_TASK DIRECTIONS_
Track down each line that has the word "performance" and copy it.

** Start DATA ROWS **

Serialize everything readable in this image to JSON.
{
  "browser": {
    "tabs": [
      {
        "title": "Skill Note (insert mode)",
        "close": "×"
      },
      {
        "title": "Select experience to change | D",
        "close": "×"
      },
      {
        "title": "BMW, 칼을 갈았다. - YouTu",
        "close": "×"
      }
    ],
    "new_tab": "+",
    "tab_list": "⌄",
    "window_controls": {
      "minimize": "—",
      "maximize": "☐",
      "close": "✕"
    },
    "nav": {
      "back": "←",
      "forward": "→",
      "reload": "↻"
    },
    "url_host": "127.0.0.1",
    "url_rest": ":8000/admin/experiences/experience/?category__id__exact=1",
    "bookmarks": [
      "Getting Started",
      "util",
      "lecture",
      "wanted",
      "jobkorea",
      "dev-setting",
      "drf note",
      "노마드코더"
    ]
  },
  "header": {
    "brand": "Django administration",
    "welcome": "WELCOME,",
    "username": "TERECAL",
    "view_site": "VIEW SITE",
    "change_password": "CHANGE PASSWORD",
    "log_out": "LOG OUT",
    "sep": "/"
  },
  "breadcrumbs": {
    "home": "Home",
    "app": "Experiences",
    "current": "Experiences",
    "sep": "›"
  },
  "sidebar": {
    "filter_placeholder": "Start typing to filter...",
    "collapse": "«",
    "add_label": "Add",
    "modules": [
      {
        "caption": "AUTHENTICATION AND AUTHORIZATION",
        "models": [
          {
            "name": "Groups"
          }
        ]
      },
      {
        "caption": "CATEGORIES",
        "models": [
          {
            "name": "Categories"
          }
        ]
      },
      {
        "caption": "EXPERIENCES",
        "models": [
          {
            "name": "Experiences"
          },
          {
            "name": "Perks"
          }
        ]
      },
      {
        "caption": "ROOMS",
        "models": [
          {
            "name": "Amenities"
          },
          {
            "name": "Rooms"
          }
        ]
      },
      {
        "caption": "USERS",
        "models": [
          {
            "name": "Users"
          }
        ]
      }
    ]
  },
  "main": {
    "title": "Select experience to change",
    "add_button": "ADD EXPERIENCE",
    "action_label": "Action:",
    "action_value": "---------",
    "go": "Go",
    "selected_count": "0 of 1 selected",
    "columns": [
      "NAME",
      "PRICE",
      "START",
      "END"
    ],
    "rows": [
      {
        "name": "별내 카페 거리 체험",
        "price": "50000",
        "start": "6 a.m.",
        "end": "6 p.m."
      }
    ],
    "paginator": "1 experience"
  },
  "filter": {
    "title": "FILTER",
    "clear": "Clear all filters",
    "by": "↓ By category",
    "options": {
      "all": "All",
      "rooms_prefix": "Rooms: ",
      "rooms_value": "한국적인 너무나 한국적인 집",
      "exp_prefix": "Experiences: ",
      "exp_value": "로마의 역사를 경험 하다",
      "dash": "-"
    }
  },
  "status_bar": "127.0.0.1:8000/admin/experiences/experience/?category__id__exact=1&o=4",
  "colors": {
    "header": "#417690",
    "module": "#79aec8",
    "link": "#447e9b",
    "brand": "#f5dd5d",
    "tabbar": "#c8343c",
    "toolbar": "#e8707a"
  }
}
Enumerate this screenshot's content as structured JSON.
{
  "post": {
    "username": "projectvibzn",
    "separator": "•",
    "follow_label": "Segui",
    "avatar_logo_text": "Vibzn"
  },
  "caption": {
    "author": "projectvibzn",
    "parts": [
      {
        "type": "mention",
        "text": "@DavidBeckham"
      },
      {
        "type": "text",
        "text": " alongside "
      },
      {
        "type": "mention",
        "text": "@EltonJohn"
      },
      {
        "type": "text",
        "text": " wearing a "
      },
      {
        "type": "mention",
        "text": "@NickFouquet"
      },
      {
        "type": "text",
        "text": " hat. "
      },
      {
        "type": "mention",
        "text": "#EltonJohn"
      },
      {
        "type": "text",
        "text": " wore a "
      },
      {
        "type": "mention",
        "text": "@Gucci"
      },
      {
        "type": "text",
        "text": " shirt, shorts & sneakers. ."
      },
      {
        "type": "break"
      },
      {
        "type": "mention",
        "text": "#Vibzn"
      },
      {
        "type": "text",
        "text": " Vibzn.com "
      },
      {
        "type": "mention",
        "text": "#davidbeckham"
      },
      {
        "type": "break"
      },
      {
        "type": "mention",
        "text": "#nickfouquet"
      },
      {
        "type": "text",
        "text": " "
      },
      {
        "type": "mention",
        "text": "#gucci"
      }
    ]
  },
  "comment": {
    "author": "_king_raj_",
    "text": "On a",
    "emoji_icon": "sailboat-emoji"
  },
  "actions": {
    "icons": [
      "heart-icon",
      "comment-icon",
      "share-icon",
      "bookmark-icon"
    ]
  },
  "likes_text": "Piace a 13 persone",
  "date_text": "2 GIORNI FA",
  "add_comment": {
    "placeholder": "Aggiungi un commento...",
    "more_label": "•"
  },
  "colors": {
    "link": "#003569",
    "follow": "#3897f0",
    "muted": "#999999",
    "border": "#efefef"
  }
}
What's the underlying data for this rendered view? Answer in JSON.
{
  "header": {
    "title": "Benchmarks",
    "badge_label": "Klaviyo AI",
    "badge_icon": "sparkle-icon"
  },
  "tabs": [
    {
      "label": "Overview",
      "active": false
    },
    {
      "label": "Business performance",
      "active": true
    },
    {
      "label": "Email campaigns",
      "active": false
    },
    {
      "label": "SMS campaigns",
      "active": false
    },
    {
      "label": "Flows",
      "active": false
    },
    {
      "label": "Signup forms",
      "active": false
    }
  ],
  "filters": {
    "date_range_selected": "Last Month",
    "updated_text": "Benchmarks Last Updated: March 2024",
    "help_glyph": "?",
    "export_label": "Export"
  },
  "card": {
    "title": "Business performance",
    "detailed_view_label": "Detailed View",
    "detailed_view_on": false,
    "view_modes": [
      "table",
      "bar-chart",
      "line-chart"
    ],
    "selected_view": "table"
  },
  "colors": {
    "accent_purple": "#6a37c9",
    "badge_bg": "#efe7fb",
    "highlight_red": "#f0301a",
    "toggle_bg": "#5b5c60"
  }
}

** End DATA ROWS **

_RESPONSE TO THE TASK_
      "label": "Business performance",
    "title": "Business performance",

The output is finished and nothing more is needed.